[Records from a data source]
= = = = =
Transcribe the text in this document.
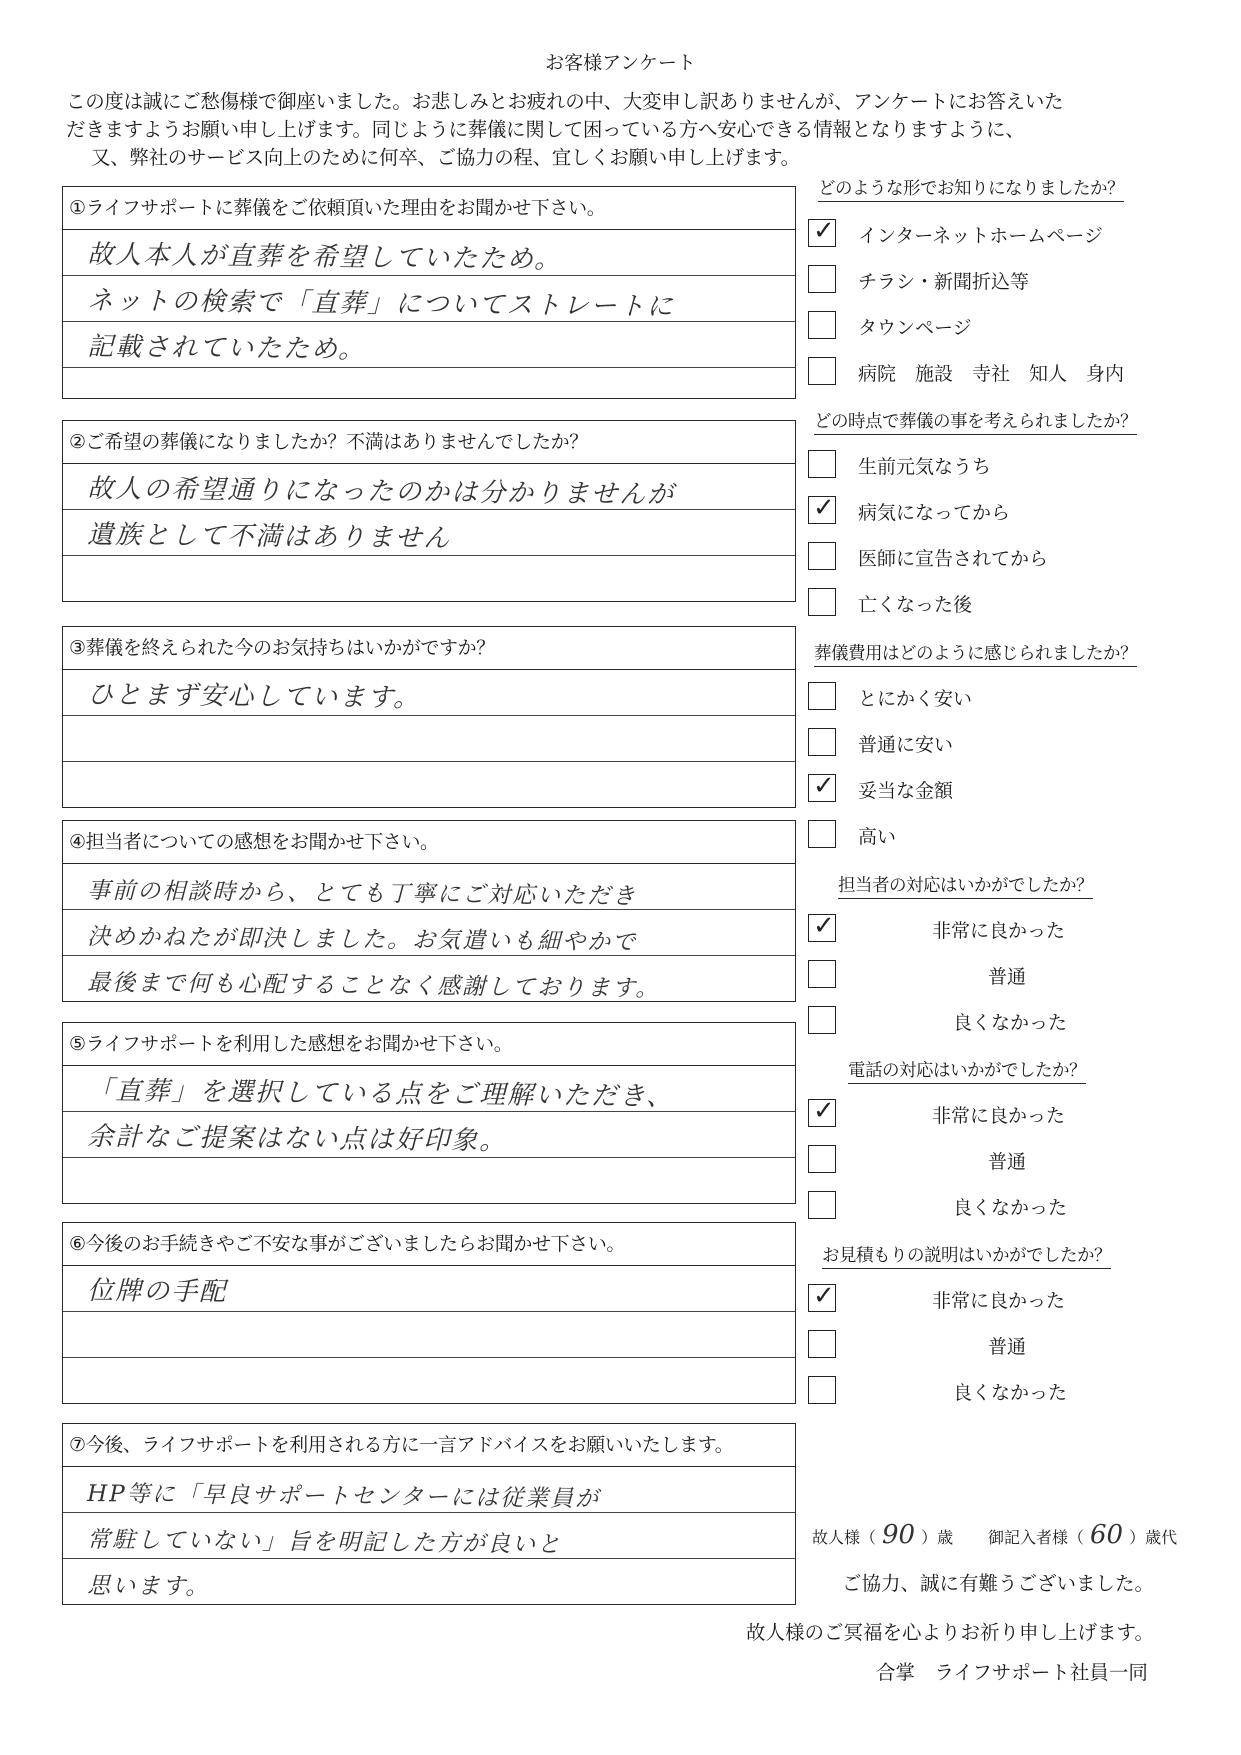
お客様アンケート
この度は誠にご愁傷様で御座いました。お悲しみとお疲れの中、大変申し訳ありませんが、アンケートにお答えいた
だきますようお願い申し上げます。同じように葬儀に関して困っている方へ安心できる情報となりますように、
又、弊社のサービス向上のために何卒、ご協力の程、宜しくお願い申し上げます。
①ライフサポートに葬儀をご依頼頂いた理由をお聞かせ下さい。
故人本人が直葬を希望していたため。
ネットの検索で「直葬」についてストレートに
記載されていたため。
②ご希望の葬儀になりましたか？不満はありませんでしたか？
故人の希望通りになったのかは分かりませんが
遺族として不満はありません
③葬儀を終えられた今のお気持ちはいかがですか？
ひとまず安心しています。
④担当者についての感想をお聞かせ下さい。
事前の相談時から、とても丁寧にご対応いただき
決めかねたが即決しました。お気遣いも細やかで
最後まで何も心配することなく感謝しております。
⑤ライフサポートを利用した感想をお聞かせ下さい。
「直葬」を選択している点をご理解いただき、
余計なご提案はない点は好印象。
⑥今後のお手続きやご不安な事がございましたらお聞かせ下さい。
位牌の手配
⑦今後、ライフサポートを利用される方に一言アドバイスをお願いいたします。
HP等に「早良サポートセンターには従業員が
常駐していない」旨を明記した方が良いと
思います。
どのような形でお知りになりましたか？
✓ インターネットホームページ
チラシ・新聞折込等
タウンページ
病院　施設　寺社　知人　身内
どの時点で葬儀の事を考えられましたか？
生前元気なうち
✓ 病気になってから
医師に宣告されてから
亡くなった後
葬儀費用はどのように感じられましたか？
とにかく安い
普通に安い
✓ 妥当な金額
高い
担当者の対応はいかがでしたか？
✓	非常に良かった
普通
良くなかった
電話の対応はいかがでしたか？
✓	非常に良かった
普通
良くなかった
お見積もりの説明はいかがでしたか？
✓	非常に良かった
普通
良くなかった
故人様（ 90 ）歳 御記入者様（ 60 ）歳代
ご協力、誠に有難うございました。
故人様のご冥福を心よりお祈り申し上げます。
合掌　ライフサポート社員一同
= = = = =
**Exercise:** Repeat all of the entries word for word, but omit the pictures.

**The result:**
Transcribe the text in this document.
お客様アンケート
この度は誠にご愁傷様で御座いました。お悲しみとお疲れの中、大変申し訳ありませんが、アンケートにお答えいた
だきますようお願い申し上げます。同じように葬儀に関して困っている方へ安心できる情報となりますように、
又、弊社のサービス向上のために何卒、ご協力の程、宜しくお願い申し上げます。
①ライフサポートに葬儀をご依頼頂いた理由をお聞かせ下さい。
故人本人が直葬を希望していたため。
ネットの検索で「直葬」についてストレートに
記載されていたため。
②ご希望の葬儀になりましたか？不満はありませんでしたか？
故人の希望通りになったのかは分かりませんが
遺族として不満はありません
③葬儀を終えられた今のお気持ちはいかがですか？
ひとまず安心しています。
④担当者についての感想をお聞かせ下さい。
事前の相談時から、とても丁寧にご対応いただき
決めかねたが即決しました。お気遣いも細やかで
最後まで何も心配することなく感謝しております。
⑤ライフサポートを利用した感想をお聞かせ下さい。
「直葬」を選択している点をご理解いただき、
余計なご提案はない点は好印象。
⑥今後のお手続きやご不安な事がございましたらお聞かせ下さい。
位牌の手配
⑦今後、ライフサポートを利用される方に一言アドバイスをお願いいたします。
HP等に「早良サポートセンターには従業員が
常駐していない」旨を明記した方が良いと
思います。
どのような形でお知りになりましたか？
✓ インターネットホームページ
チラシ・新聞折込等
タウンページ
病院　施設　寺社　知人　身内
どの時点で葬儀の事を考えられましたか？
生前元気なうち
✓ 病気になってから
医師に宣告されてから
亡くなった後
葬儀費用はどのように感じられましたか？
とにかく安い
普通に安い
✓ 妥当な金額
高い
担当者の対応はいかがでしたか？
✓	非常に良かった
普通
良くなかった
電話の対応はいかがでしたか？
✓	非常に良かった
普通
良くなかった
お見積もりの説明はいかがでしたか？
✓	非常に良かった
普通
良くなかった
故人様（ 90 ）歳 御記入者様（ 60 ）歳代
ご協力、誠に有難うございました。
故人様のご冥福を心よりお祈り申し上げます。
合掌　ライフサポート社員一同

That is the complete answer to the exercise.